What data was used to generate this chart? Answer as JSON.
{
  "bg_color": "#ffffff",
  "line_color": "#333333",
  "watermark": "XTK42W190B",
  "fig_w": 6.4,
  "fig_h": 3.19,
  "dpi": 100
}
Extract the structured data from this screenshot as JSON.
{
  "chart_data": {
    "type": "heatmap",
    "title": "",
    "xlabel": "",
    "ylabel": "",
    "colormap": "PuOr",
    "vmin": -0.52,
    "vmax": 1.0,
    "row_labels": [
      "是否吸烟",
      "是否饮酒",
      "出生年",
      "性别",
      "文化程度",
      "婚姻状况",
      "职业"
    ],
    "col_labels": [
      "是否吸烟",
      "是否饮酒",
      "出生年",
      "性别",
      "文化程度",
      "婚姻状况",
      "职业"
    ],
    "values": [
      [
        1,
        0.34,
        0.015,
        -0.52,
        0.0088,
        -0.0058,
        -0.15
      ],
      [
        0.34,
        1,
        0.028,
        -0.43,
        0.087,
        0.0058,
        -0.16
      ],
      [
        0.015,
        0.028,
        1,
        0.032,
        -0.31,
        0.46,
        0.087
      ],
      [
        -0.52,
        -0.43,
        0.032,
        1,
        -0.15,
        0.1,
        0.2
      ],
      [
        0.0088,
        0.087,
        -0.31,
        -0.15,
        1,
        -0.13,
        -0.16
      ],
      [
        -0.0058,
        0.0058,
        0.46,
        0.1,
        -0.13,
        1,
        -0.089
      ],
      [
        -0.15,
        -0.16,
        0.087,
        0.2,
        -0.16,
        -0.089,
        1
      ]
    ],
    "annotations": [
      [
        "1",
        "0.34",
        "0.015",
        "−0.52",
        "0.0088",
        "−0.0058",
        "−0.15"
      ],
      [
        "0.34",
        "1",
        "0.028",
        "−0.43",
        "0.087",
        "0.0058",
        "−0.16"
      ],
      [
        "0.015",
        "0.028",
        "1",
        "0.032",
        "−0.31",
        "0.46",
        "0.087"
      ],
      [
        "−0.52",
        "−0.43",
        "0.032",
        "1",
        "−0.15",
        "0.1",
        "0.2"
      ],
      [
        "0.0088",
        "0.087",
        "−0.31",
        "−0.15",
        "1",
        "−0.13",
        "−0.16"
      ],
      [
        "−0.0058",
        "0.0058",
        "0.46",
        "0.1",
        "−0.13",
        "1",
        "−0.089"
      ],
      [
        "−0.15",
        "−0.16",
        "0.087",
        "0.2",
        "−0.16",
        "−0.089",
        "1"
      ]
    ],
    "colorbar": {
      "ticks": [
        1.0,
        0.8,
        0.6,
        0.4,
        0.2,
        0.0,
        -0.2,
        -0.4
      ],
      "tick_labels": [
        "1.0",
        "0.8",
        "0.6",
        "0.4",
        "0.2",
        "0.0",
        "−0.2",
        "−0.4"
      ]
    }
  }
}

▸ TASK DESCRIPTION
Reproduce the material in full, with no word added or dropped.

▸ ANSWER TO THIS PROBLEM
What data was used to generate this chart? Answer as JSON.
{
  "bg_color": "#ffffff",
  "line_color": "#333333",
  "watermark": "XTK42W190B",
  "fig_w": 6.4,
  "fig_h": 3.19,
  "dpi": 100
}
Extract the structured data from this screenshot as JSON.
{
  "chart_data": {
    "type": "heatmap",
    "title": "",
    "xlabel": "",
    "ylabel": "",
    "colormap": "PuOr",
    "vmin": -0.52,
    "vmax": 1.0,
    "row_labels": [
      "是否吸烟",
      "是否饮酒",
      "出生年",
      "性别",
      "文化程度",
      "婚姻状况",
      "职业"
    ],
    "col_labels": [
      "是否吸烟",
      "是否饮酒",
      "出生年",
      "性别",
      "文化程度",
      "婚姻状况",
      "职业"
    ],
    "values": [
      [
        1,
        0.34,
        0.015,
        -0.52,
        0.0088,
        -0.0058,
        -0.15
      ],
      [
        0.34,
        1,
        0.028,
        -0.43,
        0.087,
        0.0058,
        -0.16
      ],
      [
        0.015,
        0.028,
        1,
        0.032,
        -0.31,
        0.46,
        0.087
      ],
      [
        -0.52,
        -0.43,
        0.032,
        1,
        -0.15,
        0.1,
        0.2
      ],
      [
        0.0088,
        0.087,
        -0.31,
        -0.15,
        1,
        -0.13,
        -0.16
      ],
      [
        -0.0058,
        0.0058,
        0.46,
        0.1,
        -0.13,
        1,
        -0.089
      ],
      [
        -0.15,
        -0.16,
        0.087,
        0.2,
        -0.16,
        -0.089,
        1
      ]
    ],
    "annotations": [
      [
        "1",
        "0.34",
        "0.015",
        "−0.52",
        "0.0088",
        "−0.0058",
        "−0.15"
      ],
      [
        "0.34",
        "1",
        "0.028",
        "−0.43",
        "0.087",
        "0.0058",
        "−0.16"
      ],
      [
        "0.015",
        "0.028",
        "1",
        "0.032",
        "−0.31",
        "0.46",
        "0.087"
      ],
      [
        "−0.52",
        "−0.43",
        "0.032",
        "1",
        "−0.15",
        "0.1",
        "0.2"
      ],
      [
        "0.0088",
        "0.087",
        "−0.31",
        "−0.15",
        "1",
        "−0.13",
        "−0.16"
      ],
      [
        "−0.0058",
        "0.0058",
        "0.46",
        "0.1",
        "−0.13",
        "1",
        "−0.089"
      ],
      [
        "−0.15",
        "−0.16",
        "0.087",
        "0.2",
        "−0.16",
        "−0.089",
        "1"
      ]
    ],
    "colorbar": {
      "ticks": [
        1.0,
        0.8,
        0.6,
        0.4,
        0.2,
        0.0,
        -0.2,
        -0.4
      ],
      "tick_labels": [
        "1.0",
        "0.8",
        "0.6",
        "0.4",
        "0.2",
        "0.0",
        "−0.2",
        "−0.4"
      ]
    }
  }
}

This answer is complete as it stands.